Filter these entries, keeping only lines that hold the word "text".

"""

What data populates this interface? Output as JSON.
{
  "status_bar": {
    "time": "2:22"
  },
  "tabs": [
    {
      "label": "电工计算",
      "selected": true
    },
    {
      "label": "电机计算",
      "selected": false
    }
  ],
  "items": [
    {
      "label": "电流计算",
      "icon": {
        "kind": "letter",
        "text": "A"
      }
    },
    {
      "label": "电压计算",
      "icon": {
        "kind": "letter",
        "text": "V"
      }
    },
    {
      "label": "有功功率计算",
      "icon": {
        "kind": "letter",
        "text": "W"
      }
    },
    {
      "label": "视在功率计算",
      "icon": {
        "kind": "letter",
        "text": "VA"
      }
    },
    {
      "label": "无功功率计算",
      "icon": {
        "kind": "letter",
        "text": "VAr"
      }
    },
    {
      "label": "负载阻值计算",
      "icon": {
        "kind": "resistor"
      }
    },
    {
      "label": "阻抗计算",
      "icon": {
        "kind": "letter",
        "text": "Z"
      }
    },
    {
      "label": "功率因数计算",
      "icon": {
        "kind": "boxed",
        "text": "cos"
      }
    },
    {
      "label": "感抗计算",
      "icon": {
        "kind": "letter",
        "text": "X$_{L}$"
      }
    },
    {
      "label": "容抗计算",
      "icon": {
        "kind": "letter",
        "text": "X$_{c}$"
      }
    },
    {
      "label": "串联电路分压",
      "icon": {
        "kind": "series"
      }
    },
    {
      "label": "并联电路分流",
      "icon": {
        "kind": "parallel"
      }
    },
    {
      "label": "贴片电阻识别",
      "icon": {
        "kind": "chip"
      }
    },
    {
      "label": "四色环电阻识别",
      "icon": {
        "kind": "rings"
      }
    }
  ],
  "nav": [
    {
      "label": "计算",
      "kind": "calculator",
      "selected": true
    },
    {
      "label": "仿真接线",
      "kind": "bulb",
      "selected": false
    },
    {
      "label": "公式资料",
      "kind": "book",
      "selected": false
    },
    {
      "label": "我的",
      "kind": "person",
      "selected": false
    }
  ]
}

"""

## Written reply
        "text": "A"
        "text": "V"
        "text": "W"
        "text": "VA"
        "text": "VAr"
        "text": "Z"
        "text": "cos"
        "text": "X$_{L}$"
        "text": "X$_{c}$"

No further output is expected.